** INFORMATION PROVIDED **

══════════════════════════════

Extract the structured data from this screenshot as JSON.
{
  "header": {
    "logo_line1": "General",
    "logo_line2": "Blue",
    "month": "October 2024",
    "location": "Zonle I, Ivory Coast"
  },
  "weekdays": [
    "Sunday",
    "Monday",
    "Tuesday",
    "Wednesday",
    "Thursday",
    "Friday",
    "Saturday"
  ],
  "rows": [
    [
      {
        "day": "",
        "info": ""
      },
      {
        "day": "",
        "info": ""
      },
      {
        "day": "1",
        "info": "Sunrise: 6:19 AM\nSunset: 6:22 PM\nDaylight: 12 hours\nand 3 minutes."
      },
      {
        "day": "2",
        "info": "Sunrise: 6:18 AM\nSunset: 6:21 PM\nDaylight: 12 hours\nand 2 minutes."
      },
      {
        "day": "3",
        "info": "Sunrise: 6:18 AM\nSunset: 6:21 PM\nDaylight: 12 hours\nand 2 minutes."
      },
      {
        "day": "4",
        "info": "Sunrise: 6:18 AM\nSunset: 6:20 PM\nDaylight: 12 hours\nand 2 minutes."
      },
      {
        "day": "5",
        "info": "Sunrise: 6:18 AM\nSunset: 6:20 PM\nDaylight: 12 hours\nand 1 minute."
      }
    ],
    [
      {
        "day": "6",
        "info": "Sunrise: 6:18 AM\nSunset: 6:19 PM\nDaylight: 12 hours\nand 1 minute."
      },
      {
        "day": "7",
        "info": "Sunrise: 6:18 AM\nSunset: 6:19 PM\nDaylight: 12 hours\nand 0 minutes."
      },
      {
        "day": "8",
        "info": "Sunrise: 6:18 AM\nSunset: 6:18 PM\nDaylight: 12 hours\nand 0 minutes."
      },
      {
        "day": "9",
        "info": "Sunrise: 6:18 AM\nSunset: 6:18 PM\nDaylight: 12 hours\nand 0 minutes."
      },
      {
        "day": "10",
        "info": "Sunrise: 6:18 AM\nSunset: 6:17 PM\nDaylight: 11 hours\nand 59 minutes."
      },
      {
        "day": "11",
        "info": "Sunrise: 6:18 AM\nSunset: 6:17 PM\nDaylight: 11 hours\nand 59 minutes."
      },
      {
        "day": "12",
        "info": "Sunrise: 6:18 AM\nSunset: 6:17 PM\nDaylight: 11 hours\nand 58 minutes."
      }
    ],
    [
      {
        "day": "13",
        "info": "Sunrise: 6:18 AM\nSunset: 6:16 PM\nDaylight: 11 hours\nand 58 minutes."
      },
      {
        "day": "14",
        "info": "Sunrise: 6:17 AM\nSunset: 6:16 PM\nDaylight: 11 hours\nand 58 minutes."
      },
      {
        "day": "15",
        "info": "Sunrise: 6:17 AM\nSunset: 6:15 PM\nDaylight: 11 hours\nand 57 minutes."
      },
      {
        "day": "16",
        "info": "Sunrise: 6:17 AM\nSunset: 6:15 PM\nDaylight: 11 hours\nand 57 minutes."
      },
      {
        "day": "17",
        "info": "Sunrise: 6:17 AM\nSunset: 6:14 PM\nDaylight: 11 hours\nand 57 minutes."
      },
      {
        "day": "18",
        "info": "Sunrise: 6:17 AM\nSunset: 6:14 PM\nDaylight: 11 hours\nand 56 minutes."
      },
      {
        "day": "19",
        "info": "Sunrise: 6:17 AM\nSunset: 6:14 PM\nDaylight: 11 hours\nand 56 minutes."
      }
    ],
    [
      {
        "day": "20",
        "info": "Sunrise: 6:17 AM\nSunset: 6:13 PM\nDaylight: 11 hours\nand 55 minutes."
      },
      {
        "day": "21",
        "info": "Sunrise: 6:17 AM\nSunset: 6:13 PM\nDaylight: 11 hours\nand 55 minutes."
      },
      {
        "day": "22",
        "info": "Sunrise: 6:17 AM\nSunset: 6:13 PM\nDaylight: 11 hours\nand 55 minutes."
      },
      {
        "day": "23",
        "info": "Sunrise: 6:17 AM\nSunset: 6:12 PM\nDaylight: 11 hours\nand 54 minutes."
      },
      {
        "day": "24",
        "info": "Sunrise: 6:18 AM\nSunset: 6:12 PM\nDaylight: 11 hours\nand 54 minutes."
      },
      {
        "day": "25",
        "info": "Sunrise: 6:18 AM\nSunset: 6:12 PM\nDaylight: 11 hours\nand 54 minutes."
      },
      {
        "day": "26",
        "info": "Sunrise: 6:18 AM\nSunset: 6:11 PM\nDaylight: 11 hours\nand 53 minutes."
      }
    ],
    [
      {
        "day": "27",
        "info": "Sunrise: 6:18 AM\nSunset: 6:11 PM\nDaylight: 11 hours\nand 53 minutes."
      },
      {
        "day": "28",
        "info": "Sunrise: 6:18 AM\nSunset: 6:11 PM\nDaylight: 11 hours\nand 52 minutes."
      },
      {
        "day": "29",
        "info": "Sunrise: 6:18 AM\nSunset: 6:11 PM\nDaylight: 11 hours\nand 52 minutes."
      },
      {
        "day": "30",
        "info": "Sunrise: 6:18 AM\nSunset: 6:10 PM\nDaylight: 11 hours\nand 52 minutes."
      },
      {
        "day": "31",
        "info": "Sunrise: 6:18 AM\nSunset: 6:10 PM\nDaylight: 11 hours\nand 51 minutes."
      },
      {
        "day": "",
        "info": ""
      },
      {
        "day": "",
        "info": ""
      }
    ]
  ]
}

══════════════════════════════

** AIM OF THE TASK **
Retype the records in full. Keep every line identical to the original.

** COMPLETED EXERCISE **
Extract the structured data from this screenshot as JSON.
{
  "header": {
    "logo_line1": "General",
    "logo_line2": "Blue",
    "month": "October 2024",
    "location": "Zonle I, Ivory Coast"
  },
  "weekdays": [
    "Sunday",
    "Monday",
    "Tuesday",
    "Wednesday",
    "Thursday",
    "Friday",
    "Saturday"
  ],
  "rows": [
    [
      {
        "day": "",
        "info": ""
      },
      {
        "day": "",
        "info": ""
      },
      {
        "day": "1",
        "info": "Sunrise: 6:19 AM\nSunset: 6:22 PM\nDaylight: 12 hours\nand 3 minutes."
      },
      {
        "day": "2",
        "info": "Sunrise: 6:18 AM\nSunset: 6:21 PM\nDaylight: 12 hours\nand 2 minutes."
      },
      {
        "day": "3",
        "info": "Sunrise: 6:18 AM\nSunset: 6:21 PM\nDaylight: 12 hours\nand 2 minutes."
      },
      {
        "day": "4",
        "info": "Sunrise: 6:18 AM\nSunset: 6:20 PM\nDaylight: 12 hours\nand 2 minutes."
      },
      {
        "day": "5",
        "info": "Sunrise: 6:18 AM\nSunset: 6:20 PM\nDaylight: 12 hours\nand 1 minute."
      }
    ],
    [
      {
        "day": "6",
        "info": "Sunrise: 6:18 AM\nSunset: 6:19 PM\nDaylight: 12 hours\nand 1 minute."
      },
      {
        "day": "7",
        "info": "Sunrise: 6:18 AM\nSunset: 6:19 PM\nDaylight: 12 hours\nand 0 minutes."
      },
      {
        "day": "8",
        "info": "Sunrise: 6:18 AM\nSunset: 6:18 PM\nDaylight: 12 hours\nand 0 minutes."
      },
      {
        "day": "9",
        "info": "Sunrise: 6:18 AM\nSunset: 6:18 PM\nDaylight: 12 hours\nand 0 minutes."
      },
      {
        "day": "10",
        "info": "Sunrise: 6:18 AM\nSunset: 6:17 PM\nDaylight: 11 hours\nand 59 minutes."
      },
      {
        "day": "11",
        "info": "Sunrise: 6:18 AM\nSunset: 6:17 PM\nDaylight: 11 hours\nand 59 minutes."
      },
      {
        "day": "12",
        "info": "Sunrise: 6:18 AM\nSunset: 6:17 PM\nDaylight: 11 hours\nand 58 minutes."
      }
    ],
    [
      {
        "day": "13",
        "info": "Sunrise: 6:18 AM\nSunset: 6:16 PM\nDaylight: 11 hours\nand 58 minutes."
      },
      {
        "day": "14",
        "info": "Sunrise: 6:17 AM\nSunset: 6:16 PM\nDaylight: 11 hours\nand 58 minutes."
      },
      {
        "day": "15",
        "info": "Sunrise: 6:17 AM\nSunset: 6:15 PM\nDaylight: 11 hours\nand 57 minutes."
      },
      {
        "day": "16",
        "info": "Sunrise: 6:17 AM\nSunset: 6:15 PM\nDaylight: 11 hours\nand 57 minutes."
      },
      {
        "day": "17",
        "info": "Sunrise: 6:17 AM\nSunset: 6:14 PM\nDaylight: 11 hours\nand 57 minutes."
      },
      {
        "day": "18",
        "info": "Sunrise: 6:17 AM\nSunset: 6:14 PM\nDaylight: 11 hours\nand 56 minutes."
      },
      {
        "day": "19",
        "info": "Sunrise: 6:17 AM\nSunset: 6:14 PM\nDaylight: 11 hours\nand 56 minutes."
      }
    ],
    [
      {
        "day": "20",
        "info": "Sunrise: 6:17 AM\nSunset: 6:13 PM\nDaylight: 11 hours\nand 55 minutes."
      },
      {
        "day": "21",
        "info": "Sunrise: 6:17 AM\nSunset: 6:13 PM\nDaylight: 11 hours\nand 55 minutes."
      },
      {
        "day": "22",
        "info": "Sunrise: 6:17 AM\nSunset: 6:13 PM\nDaylight: 11 hours\nand 55 minutes."
      },
      {
        "day": "23",
        "info": "Sunrise: 6:17 AM\nSunset: 6:12 PM\nDaylight: 11 hours\nand 54 minutes."
      },
      {
        "day": "24",
        "info": "Sunrise: 6:18 AM\nSunset: 6:12 PM\nDaylight: 11 hours\nand 54 minutes."
      },
      {
        "day": "25",
        "info": "Sunrise: 6:18 AM\nSunset: 6:12 PM\nDaylight: 11 hours\nand 54 minutes."
      },
      {
        "day": "26",
        "info": "Sunrise: 6:18 AM\nSunset: 6:11 PM\nDaylight: 11 hours\nand 53 minutes."
      }
    ],
    [
      {
        "day": "27",
        "info": "Sunrise: 6:18 AM\nSunset: 6:11 PM\nDaylight: 11 hours\nand 53 minutes."
      },
      {
        "day": "28",
        "info": "Sunrise: 6:18 AM\nSunset: 6:11 PM\nDaylight: 11 hours\nand 52 minutes."
      },
      {
        "day": "29",
        "info": "Sunrise: 6:18 AM\nSunset: 6:11 PM\nDaylight: 11 hours\nand 52 minutes."
      },
      {
        "day": "30",
        "info": "Sunrise: 6:18 AM\nSunset: 6:10 PM\nDaylight: 11 hours\nand 52 minutes."
      },
      {
        "day": "31",
        "info": "Sunrise: 6:18 AM\nSunset: 6:10 PM\nDaylight: 11 hours\nand 51 minutes."
      },
      {
        "day": "",
        "info": ""
      },
      {
        "day": "",
        "info": ""
      }
    ]
  ]
}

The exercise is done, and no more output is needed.